Material for this task:
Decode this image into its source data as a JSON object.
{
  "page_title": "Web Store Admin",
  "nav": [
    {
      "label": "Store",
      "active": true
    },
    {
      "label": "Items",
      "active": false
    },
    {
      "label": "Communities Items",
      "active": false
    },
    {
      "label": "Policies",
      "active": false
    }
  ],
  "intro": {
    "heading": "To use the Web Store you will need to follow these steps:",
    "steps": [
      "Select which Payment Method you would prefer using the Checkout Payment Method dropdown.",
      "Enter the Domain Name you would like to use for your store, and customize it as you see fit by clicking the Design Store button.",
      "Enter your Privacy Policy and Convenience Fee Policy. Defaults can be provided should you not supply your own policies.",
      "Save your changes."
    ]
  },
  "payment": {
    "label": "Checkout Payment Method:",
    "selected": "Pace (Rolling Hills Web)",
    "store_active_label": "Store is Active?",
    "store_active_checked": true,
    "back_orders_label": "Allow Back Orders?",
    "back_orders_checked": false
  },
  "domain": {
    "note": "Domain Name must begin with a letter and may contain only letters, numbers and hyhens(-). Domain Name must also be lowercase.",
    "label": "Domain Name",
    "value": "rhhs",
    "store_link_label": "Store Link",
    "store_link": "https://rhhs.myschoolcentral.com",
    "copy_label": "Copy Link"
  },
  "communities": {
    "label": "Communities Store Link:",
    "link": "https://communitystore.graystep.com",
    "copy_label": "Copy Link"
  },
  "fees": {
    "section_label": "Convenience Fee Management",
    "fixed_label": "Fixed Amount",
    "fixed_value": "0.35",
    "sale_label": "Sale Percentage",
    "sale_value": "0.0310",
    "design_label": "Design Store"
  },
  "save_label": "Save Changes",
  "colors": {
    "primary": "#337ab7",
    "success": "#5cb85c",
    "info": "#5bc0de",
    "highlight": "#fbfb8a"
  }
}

Exercise:
Extract the full listing and reproduce each line exactly.

Response to this exercise:
Decode this image into its source data as a JSON object.
{
  "page_title": "Web Store Admin",
  "nav": [
    {
      "label": "Store",
      "active": true
    },
    {
      "label": "Items",
      "active": false
    },
    {
      "label": "Communities Items",
      "active": false
    },
    {
      "label": "Policies",
      "active": false
    }
  ],
  "intro": {
    "heading": "To use the Web Store you will need to follow these steps:",
    "steps": [
      "Select which Payment Method you would prefer using the Checkout Payment Method dropdown.",
      "Enter the Domain Name you would like to use for your store, and customize it as you see fit by clicking the Design Store button.",
      "Enter your Privacy Policy and Convenience Fee Policy. Defaults can be provided should you not supply your own policies.",
      "Save your changes."
    ]
  },
  "payment": {
    "label": "Checkout Payment Method:",
    "selected": "Pace (Rolling Hills Web)",
    "store_active_label": "Store is Active?",
    "store_active_checked": true,
    "back_orders_label": "Allow Back Orders?",
    "back_orders_checked": false
  },
  "domain": {
    "note": "Domain Name must begin with a letter and may contain only letters, numbers and hyhens(-). Domain Name must also be lowercase.",
    "label": "Domain Name",
    "value": "rhhs",
    "store_link_label": "Store Link",
    "store_link": "https://rhhs.myschoolcentral.com",
    "copy_label": "Copy Link"
  },
  "communities": {
    "label": "Communities Store Link:",
    "link": "https://communitystore.graystep.com",
    "copy_label": "Copy Link"
  },
  "fees": {
    "section_label": "Convenience Fee Management",
    "fixed_label": "Fixed Amount",
    "fixed_value": "0.35",
    "sale_label": "Sale Percentage",
    "sale_value": "0.0310",
    "design_label": "Design Store"
  },
  "save_label": "Save Changes",
  "colors": {
    "primary": "#337ab7",
    "success": "#5cb85c",
    "info": "#5bc0de",
    "highlight": "#fbfb8a"
  }
}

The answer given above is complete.